[Data records]
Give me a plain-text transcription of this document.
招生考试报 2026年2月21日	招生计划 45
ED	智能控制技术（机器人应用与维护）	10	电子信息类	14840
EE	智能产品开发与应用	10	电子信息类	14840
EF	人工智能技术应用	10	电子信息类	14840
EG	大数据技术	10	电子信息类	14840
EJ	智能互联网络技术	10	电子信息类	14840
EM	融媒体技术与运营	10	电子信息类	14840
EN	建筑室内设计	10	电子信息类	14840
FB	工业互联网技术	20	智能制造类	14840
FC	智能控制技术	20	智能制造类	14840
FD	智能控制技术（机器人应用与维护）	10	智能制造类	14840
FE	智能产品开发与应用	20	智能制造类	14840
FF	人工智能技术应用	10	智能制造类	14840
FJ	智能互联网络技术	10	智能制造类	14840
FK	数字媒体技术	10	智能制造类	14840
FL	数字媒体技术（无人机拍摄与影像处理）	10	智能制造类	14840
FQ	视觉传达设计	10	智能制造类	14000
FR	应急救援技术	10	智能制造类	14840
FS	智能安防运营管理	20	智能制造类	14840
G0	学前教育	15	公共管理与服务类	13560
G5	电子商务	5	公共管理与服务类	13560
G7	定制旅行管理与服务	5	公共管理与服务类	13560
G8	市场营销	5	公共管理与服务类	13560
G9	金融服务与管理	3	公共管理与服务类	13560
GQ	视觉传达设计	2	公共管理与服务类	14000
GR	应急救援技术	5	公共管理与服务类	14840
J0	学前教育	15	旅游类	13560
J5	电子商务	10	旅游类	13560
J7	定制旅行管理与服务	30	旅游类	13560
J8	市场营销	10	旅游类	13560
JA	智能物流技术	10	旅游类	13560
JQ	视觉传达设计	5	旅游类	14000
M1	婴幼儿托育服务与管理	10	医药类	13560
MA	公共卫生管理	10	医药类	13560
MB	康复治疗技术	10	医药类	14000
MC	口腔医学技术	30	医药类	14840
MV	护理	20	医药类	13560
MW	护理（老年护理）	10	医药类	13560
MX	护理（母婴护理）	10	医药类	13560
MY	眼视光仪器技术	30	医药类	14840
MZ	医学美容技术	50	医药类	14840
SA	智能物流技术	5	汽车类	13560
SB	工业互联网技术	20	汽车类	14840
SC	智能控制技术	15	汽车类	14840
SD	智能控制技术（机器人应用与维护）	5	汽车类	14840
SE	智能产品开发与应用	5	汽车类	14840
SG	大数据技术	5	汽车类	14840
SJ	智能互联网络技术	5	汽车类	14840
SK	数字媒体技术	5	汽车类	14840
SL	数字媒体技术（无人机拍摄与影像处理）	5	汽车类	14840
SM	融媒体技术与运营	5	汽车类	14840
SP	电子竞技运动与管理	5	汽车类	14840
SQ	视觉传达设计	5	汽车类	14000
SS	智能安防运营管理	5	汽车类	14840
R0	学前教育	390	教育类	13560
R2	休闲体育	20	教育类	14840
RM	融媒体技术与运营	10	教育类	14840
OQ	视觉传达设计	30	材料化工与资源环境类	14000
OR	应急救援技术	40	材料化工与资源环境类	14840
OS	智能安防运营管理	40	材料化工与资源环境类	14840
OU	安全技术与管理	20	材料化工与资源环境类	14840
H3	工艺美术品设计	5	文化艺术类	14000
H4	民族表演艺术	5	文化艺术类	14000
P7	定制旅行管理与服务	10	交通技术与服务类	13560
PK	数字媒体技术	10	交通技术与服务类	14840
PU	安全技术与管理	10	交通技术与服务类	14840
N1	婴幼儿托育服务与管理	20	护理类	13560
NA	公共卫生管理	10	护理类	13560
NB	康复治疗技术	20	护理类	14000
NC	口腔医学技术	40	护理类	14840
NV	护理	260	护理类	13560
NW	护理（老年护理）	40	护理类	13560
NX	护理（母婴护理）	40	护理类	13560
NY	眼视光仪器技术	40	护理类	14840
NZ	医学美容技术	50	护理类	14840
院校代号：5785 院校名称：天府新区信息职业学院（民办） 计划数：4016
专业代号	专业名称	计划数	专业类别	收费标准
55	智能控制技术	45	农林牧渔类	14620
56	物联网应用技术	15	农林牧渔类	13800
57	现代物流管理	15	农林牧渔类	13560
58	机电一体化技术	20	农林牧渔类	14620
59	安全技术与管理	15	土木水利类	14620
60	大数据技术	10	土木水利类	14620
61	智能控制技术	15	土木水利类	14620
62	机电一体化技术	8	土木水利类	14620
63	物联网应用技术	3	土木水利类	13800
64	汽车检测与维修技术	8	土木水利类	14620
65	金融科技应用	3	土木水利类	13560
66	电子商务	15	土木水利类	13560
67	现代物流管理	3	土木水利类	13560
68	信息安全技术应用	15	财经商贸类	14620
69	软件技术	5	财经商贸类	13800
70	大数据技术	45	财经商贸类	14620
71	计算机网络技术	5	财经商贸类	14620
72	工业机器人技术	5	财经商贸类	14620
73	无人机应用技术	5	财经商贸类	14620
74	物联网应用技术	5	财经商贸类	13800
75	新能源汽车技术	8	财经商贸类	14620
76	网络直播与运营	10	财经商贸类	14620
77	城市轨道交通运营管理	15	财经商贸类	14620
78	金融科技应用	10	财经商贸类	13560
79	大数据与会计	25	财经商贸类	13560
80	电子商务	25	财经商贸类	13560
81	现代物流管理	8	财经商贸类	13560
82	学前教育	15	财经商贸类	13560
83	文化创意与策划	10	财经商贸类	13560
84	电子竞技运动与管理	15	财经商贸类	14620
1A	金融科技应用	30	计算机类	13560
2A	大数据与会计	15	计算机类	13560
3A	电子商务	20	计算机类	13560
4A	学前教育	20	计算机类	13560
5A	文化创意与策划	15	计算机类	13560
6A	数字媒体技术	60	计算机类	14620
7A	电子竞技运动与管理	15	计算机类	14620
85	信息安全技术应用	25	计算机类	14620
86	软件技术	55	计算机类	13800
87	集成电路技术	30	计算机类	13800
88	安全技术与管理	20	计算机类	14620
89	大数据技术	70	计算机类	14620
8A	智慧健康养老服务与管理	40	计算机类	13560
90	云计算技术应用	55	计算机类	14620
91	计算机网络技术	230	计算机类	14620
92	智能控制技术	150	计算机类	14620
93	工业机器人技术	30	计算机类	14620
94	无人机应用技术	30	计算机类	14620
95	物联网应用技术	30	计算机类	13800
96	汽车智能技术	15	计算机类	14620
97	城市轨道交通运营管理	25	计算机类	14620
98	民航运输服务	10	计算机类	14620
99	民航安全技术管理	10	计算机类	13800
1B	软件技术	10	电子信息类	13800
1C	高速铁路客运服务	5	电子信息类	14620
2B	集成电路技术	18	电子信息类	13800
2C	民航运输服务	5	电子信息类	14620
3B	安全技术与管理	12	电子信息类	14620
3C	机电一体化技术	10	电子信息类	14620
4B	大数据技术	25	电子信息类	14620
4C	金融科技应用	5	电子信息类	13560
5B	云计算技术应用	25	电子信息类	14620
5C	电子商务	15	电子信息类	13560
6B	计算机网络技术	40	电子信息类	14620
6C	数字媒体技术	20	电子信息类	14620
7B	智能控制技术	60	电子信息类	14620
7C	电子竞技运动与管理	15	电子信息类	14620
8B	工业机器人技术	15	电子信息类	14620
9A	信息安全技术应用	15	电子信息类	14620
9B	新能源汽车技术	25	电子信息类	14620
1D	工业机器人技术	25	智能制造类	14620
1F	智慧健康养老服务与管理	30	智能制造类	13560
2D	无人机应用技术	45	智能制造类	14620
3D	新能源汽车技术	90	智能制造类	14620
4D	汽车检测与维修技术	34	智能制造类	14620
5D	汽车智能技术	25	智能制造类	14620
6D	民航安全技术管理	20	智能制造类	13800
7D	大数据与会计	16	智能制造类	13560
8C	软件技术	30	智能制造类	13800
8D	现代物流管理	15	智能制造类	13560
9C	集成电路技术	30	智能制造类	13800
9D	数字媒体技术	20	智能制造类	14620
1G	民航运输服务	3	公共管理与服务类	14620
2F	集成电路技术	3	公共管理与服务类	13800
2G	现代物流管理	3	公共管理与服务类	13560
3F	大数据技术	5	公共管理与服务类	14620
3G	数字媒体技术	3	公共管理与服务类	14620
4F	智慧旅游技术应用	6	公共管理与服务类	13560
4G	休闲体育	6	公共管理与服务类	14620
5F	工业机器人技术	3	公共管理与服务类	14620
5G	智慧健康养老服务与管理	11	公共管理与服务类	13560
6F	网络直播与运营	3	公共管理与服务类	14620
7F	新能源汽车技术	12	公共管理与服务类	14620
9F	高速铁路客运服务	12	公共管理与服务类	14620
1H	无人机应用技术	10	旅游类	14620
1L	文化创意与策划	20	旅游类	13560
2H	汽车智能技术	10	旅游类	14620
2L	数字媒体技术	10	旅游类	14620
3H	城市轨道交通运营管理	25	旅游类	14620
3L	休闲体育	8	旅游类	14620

(Written task) The lines above form a set of records; determine how many of them contain the string "无人机拍摄与影像处理" and give that number alone.

(Written reply) 2